### PROBLEM
Copy out the whole listing exactly as written, leaving the pictures behind.

### DATASET EXCERPTS
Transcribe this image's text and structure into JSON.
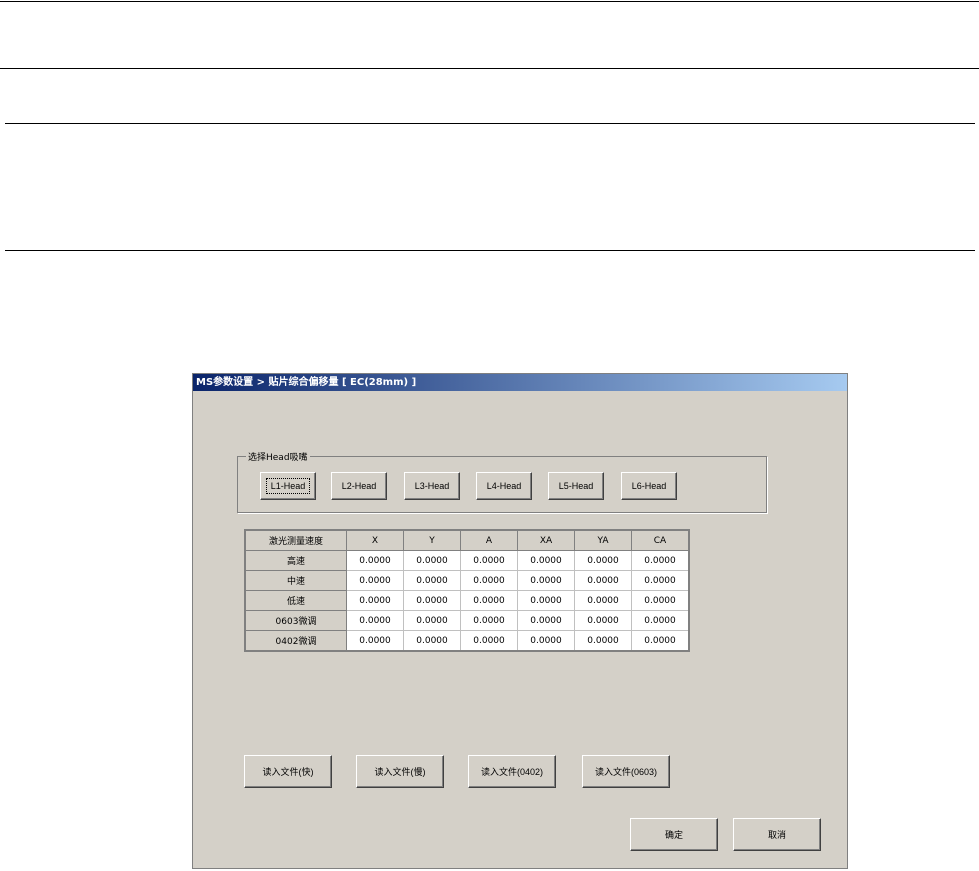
{
  "dialog": {
    "title": "MS参数设置 > 贴片综合偏移量 [ EC(28mm) ]",
    "group_label": "选择Head吸嘴",
    "heads": [
      "L1-Head",
      "L2-Head",
      "L3-Head",
      "L4-Head",
      "L5-Head",
      "L6-Head"
    ],
    "table": {
      "headers": [
        "激光测量速度",
        "X",
        "Y",
        "A",
        "XA",
        "YA",
        "CA"
      ],
      "rows": [
        {
          "label": "高速",
          "values": [
            "0.0000",
            "0.0000",
            "0.0000",
            "0.0000",
            "0.0000",
            "0.0000"
          ]
        },
        {
          "label": "中速",
          "values": [
            "0.0000",
            "0.0000",
            "0.0000",
            "0.0000",
            "0.0000",
            "0.0000"
          ]
        },
        {
          "label": "低速",
          "values": [
            "0.0000",
            "0.0000",
            "0.0000",
            "0.0000",
            "0.0000",
            "0.0000"
          ]
        },
        {
          "label": "0603微调",
          "values": [
            "0.0000",
            "0.0000",
            "0.0000",
            "0.0000",
            "0.0000",
            "0.0000"
          ]
        },
        {
          "label": "0402微调",
          "values": [
            "0.0000",
            "0.0000",
            "0.0000",
            "0.0000",
            "0.0000",
            "0.0000"
          ]
        }
      ]
    },
    "file_buttons": [
      "读入文件(快)",
      "读入文件(慢)",
      "读入文件(0402)",
      "读入文件(0603)"
    ],
    "ok": "确定",
    "cancel": "取消"
  }
}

### WORKED ANSWER
Transcribe this image's text and structure into JSON.
{
  "dialog": {
    "title": "MS参数设置 > 贴片综合偏移量 [ EC(28mm) ]",
    "group_label": "选择Head吸嘴",
    "heads": [
      "L1-Head",
      "L2-Head",
      "L3-Head",
      "L4-Head",
      "L5-Head",
      "L6-Head"
    ],
    "table": {
      "headers": [
        "激光测量速度",
        "X",
        "Y",
        "A",
        "XA",
        "YA",
        "CA"
      ],
      "rows": [
        {
          "label": "高速",
          "values": [
            "0.0000",
            "0.0000",
            "0.0000",
            "0.0000",
            "0.0000",
            "0.0000"
          ]
        },
        {
          "label": "中速",
          "values": [
            "0.0000",
            "0.0000",
            "0.0000",
            "0.0000",
            "0.0000",
            "0.0000"
          ]
        },
        {
          "label": "低速",
          "values": [
            "0.0000",
            "0.0000",
            "0.0000",
            "0.0000",
            "0.0000",
            "0.0000"
          ]
        },
        {
          "label": "0603微调",
          "values": [
            "0.0000",
            "0.0000",
            "0.0000",
            "0.0000",
            "0.0000",
            "0.0000"
          ]
        },
        {
          "label": "0402微调",
          "values": [
            "0.0000",
            "0.0000",
            "0.0000",
            "0.0000",
            "0.0000",
            "0.0000"
          ]
        }
      ]
    },
    "file_buttons": [
      "读入文件(快)",
      "读入文件(慢)",
      "读入文件(0402)",
      "读入文件(0603)"
    ],
    "ok": "确定",
    "cancel": "取消"
  }
}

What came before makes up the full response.